Data shown –
━━━━━━━━━━━━━━━━━━━━━━━━━━━━━━
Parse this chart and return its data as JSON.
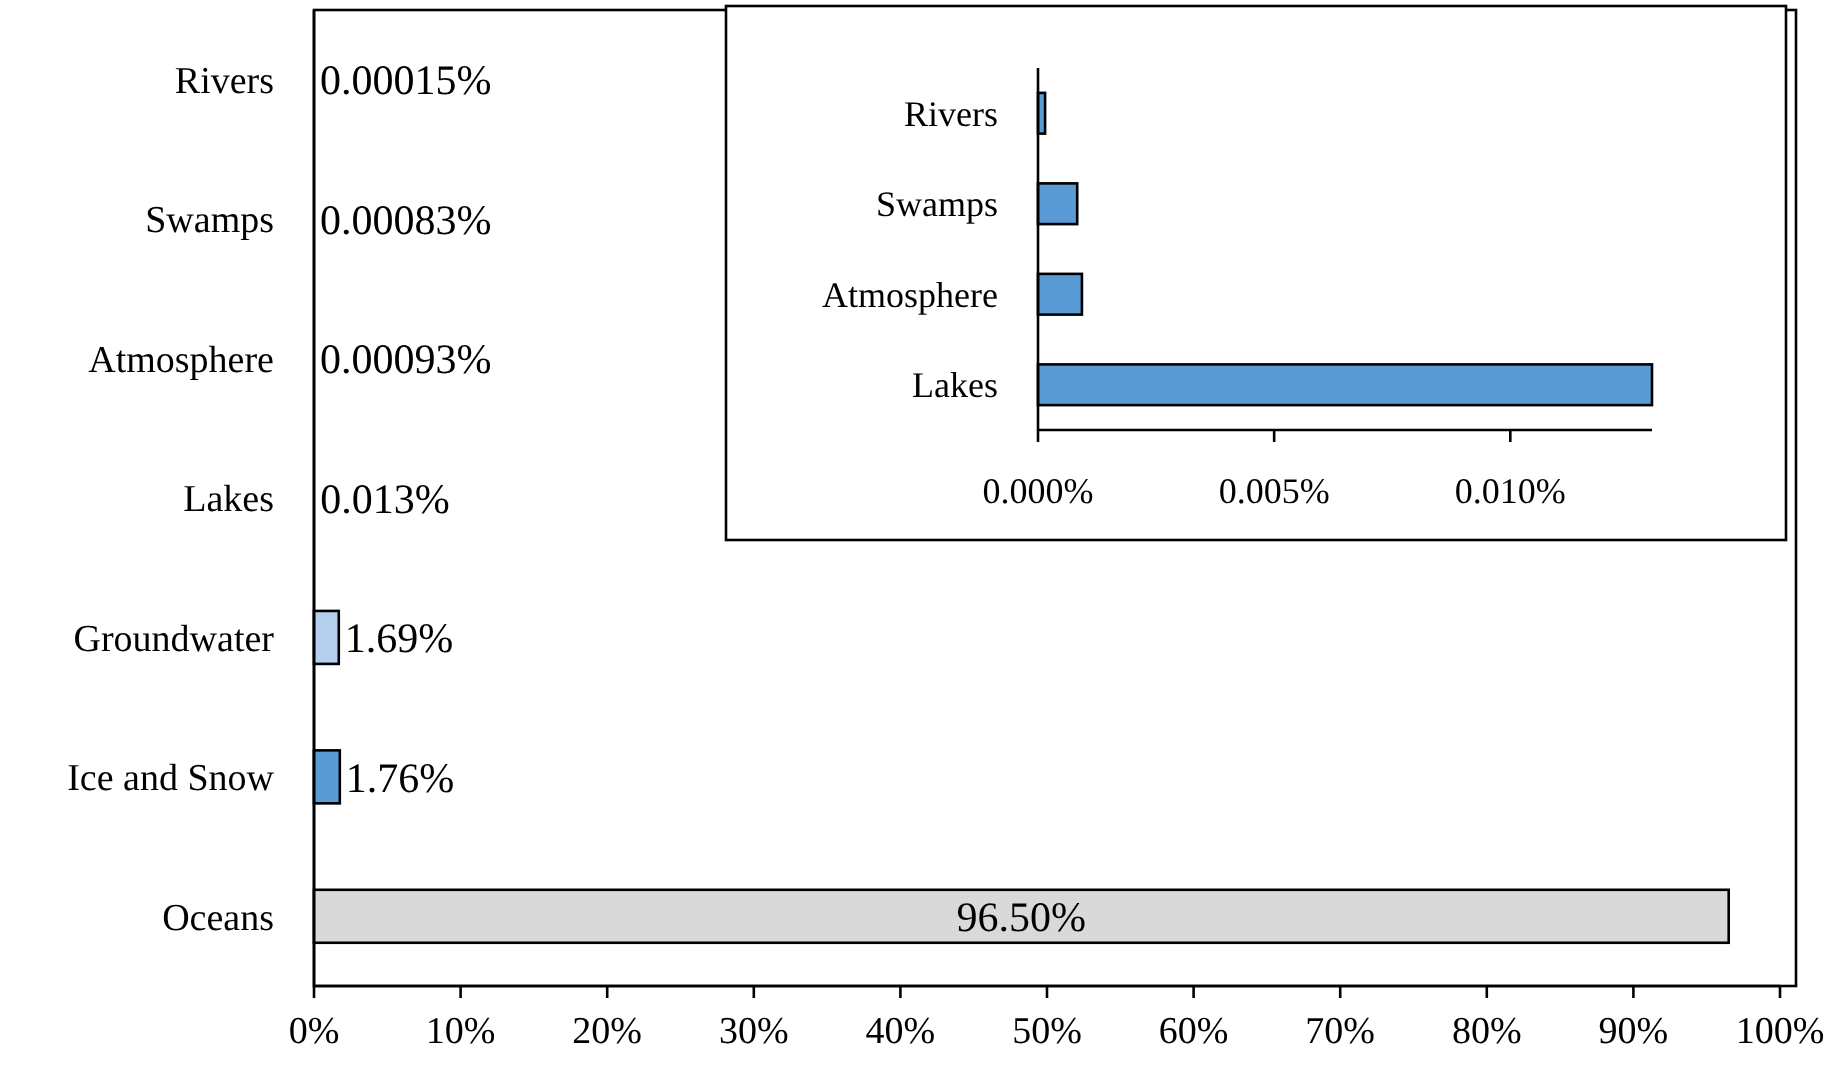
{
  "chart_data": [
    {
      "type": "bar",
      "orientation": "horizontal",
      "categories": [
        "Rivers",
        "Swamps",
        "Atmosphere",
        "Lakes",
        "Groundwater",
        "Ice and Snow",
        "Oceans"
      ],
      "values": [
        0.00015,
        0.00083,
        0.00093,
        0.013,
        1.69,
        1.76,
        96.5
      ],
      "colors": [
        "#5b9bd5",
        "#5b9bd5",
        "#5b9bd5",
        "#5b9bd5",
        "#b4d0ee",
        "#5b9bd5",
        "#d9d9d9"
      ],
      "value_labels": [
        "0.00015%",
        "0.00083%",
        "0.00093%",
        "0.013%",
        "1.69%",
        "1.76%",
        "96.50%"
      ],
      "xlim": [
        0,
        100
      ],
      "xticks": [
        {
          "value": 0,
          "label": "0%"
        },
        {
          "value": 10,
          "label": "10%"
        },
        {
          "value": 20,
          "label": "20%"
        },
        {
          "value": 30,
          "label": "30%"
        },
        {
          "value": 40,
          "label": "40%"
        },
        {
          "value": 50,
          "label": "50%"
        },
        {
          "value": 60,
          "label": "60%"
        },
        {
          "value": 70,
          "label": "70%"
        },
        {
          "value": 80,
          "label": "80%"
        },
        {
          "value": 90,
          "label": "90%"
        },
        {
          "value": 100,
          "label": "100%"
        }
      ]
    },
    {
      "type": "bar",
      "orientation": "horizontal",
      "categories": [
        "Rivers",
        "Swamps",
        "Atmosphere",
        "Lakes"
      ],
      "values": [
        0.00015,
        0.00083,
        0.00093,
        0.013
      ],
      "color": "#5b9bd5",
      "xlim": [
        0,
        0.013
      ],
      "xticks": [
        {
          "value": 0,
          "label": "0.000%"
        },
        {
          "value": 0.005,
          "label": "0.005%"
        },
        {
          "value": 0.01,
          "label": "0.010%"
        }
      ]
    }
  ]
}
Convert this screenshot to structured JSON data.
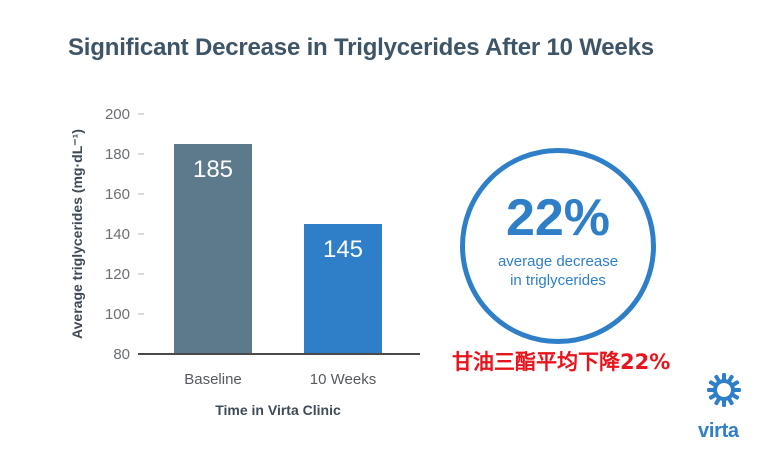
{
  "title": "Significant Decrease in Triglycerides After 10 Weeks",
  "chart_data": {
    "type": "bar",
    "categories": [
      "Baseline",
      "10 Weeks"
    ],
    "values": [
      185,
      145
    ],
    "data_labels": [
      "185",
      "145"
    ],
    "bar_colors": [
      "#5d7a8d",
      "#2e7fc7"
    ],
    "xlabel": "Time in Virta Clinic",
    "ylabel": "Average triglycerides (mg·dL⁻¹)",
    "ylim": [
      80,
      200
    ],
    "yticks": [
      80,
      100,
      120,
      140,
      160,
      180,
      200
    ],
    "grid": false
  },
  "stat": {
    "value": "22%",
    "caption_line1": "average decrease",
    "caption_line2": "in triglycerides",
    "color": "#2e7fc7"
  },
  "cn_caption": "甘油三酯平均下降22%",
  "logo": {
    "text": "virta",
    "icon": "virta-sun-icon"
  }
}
━━━━━━━━━━━━━━━━━━━━━━━━━━━━━━
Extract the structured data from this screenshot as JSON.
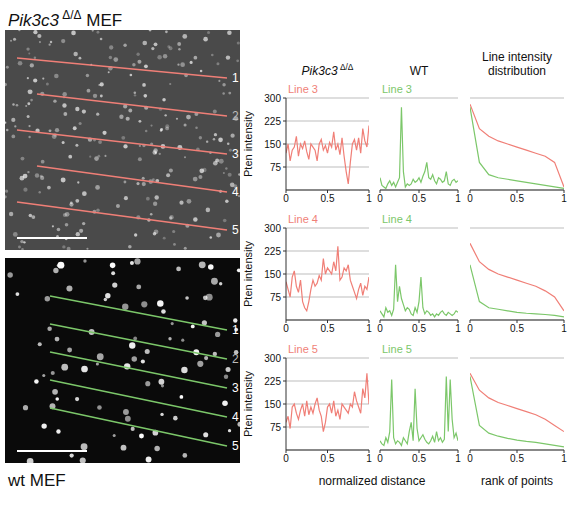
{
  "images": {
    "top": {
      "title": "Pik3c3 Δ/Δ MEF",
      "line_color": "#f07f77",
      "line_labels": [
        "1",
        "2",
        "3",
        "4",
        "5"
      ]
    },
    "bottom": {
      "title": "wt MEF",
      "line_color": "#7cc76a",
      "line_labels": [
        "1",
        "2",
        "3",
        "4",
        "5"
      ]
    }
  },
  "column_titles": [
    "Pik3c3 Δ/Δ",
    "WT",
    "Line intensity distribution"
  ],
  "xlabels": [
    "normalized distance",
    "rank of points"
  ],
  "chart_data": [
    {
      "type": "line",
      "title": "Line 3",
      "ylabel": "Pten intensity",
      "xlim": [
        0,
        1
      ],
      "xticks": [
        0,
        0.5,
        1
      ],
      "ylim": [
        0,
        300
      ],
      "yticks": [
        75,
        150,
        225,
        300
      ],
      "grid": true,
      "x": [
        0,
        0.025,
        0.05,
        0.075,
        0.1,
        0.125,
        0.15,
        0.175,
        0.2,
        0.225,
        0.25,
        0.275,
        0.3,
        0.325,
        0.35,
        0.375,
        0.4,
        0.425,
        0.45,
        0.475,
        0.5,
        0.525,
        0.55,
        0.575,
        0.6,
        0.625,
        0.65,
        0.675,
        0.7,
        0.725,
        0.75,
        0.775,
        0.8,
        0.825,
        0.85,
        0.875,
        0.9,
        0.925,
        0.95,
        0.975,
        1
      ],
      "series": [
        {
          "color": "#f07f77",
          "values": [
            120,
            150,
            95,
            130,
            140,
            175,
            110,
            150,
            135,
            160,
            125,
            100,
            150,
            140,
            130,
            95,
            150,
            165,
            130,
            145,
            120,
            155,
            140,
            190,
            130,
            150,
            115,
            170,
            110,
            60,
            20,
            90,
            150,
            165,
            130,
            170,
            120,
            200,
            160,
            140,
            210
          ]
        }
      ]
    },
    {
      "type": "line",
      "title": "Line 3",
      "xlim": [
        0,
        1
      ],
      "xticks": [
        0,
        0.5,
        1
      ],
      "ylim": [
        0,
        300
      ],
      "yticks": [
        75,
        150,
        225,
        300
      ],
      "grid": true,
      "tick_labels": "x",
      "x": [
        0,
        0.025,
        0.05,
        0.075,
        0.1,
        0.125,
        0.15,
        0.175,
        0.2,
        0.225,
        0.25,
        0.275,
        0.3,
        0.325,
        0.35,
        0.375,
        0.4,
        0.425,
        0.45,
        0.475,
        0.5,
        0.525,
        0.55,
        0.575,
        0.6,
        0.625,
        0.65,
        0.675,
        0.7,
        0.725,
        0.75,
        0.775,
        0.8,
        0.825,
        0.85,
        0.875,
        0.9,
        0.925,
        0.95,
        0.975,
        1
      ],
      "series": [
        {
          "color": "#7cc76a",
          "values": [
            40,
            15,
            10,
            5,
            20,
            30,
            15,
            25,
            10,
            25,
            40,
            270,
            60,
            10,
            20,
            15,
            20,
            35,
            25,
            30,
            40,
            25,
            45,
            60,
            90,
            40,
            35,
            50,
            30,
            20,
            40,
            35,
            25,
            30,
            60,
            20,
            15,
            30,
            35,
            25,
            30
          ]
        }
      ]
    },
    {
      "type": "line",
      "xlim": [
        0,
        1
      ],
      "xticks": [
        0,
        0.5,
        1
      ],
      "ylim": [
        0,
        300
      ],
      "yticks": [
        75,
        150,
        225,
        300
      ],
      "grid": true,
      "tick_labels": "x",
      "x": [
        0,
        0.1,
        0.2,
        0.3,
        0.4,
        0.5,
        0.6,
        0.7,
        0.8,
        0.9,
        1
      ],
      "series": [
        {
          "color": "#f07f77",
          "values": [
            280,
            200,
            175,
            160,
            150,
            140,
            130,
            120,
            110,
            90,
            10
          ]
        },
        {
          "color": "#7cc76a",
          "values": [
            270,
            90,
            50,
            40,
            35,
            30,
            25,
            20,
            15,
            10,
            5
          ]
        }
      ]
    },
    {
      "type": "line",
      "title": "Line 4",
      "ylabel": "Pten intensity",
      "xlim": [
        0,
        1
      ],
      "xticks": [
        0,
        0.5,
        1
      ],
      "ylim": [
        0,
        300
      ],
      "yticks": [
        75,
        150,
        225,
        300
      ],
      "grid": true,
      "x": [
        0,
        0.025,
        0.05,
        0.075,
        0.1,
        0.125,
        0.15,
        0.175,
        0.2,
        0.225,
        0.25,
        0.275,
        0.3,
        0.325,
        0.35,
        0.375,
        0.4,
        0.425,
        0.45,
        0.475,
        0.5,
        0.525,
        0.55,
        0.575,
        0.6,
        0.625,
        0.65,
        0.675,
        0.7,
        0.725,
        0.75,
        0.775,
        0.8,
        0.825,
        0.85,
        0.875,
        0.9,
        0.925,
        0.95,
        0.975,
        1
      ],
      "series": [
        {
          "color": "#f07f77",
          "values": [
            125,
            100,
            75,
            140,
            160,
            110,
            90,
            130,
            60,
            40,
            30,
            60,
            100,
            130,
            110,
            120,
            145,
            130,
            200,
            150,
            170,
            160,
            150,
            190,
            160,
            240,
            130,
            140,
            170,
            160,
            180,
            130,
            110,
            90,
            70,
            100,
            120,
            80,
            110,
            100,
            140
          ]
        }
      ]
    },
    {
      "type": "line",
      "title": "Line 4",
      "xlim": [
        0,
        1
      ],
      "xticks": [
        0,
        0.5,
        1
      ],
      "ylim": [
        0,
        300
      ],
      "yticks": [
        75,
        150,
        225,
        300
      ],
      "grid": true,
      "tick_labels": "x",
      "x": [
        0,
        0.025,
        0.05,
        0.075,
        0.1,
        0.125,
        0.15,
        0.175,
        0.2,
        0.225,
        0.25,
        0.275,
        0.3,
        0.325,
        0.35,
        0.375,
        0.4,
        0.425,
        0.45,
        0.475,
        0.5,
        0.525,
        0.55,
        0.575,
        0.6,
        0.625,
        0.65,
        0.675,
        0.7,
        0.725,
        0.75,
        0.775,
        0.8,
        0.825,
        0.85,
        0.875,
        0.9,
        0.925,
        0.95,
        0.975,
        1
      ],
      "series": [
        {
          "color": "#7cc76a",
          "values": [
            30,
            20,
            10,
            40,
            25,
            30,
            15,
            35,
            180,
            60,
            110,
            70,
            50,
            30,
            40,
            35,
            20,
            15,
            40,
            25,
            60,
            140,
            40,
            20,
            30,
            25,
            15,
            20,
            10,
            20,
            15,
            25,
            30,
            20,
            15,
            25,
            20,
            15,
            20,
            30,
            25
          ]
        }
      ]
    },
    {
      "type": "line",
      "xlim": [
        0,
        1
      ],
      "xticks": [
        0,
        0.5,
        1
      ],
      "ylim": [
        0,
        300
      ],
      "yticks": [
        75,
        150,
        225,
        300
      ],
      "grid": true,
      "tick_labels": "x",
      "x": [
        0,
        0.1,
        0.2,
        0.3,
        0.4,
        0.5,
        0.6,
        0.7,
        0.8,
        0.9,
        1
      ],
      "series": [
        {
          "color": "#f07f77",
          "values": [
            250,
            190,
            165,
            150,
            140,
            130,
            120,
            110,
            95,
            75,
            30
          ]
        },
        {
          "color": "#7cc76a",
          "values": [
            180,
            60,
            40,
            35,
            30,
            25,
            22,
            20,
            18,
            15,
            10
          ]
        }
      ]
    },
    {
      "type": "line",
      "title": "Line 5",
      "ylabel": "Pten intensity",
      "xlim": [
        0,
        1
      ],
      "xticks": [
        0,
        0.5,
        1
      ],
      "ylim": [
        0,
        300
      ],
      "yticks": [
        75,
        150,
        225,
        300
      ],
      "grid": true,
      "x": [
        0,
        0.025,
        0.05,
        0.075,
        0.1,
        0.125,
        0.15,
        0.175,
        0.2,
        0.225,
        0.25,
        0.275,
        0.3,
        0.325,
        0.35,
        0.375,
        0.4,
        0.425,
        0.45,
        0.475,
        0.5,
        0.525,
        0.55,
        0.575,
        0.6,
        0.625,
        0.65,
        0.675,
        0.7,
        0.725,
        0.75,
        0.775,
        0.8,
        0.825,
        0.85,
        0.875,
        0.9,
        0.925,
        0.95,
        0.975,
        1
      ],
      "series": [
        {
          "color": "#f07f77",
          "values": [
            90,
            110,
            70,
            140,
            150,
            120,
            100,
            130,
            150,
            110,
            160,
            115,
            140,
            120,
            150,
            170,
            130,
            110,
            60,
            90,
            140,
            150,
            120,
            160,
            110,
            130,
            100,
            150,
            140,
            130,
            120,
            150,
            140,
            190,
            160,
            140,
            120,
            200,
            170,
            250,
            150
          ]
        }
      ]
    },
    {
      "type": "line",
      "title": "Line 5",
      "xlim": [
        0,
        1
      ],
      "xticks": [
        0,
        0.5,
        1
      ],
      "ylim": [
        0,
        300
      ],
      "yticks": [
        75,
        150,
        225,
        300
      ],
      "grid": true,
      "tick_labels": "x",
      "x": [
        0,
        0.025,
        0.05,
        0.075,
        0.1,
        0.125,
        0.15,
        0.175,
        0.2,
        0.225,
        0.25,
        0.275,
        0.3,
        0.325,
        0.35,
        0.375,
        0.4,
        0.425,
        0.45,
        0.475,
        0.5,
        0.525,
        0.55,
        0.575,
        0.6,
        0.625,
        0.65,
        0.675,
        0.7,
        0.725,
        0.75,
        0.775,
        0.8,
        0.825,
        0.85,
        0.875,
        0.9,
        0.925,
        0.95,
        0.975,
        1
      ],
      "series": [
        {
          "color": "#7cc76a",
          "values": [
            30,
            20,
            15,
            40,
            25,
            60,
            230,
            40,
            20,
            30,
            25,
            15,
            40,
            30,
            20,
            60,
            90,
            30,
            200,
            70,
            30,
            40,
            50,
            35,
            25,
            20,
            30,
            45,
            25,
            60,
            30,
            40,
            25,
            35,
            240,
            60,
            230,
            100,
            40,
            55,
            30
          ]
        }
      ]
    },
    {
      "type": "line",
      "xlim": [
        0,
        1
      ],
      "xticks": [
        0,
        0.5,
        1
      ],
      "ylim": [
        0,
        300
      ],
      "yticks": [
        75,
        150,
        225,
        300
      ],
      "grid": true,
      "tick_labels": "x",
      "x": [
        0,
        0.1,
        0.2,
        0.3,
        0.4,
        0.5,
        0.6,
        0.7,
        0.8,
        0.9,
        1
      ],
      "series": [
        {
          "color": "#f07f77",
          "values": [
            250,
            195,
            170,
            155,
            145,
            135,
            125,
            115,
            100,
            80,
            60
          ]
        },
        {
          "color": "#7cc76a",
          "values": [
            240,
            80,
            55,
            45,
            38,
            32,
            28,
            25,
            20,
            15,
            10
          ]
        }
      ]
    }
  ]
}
━━━━━━━━━━━━━━━━━━━━━━━━━━━━━━
Given request – Go through the entries above and copy every line containing "Weeks".

Result for this task –
  "title": "Significant Decrease in Triglycerides After 10 Weeks",
      "10 Weeks"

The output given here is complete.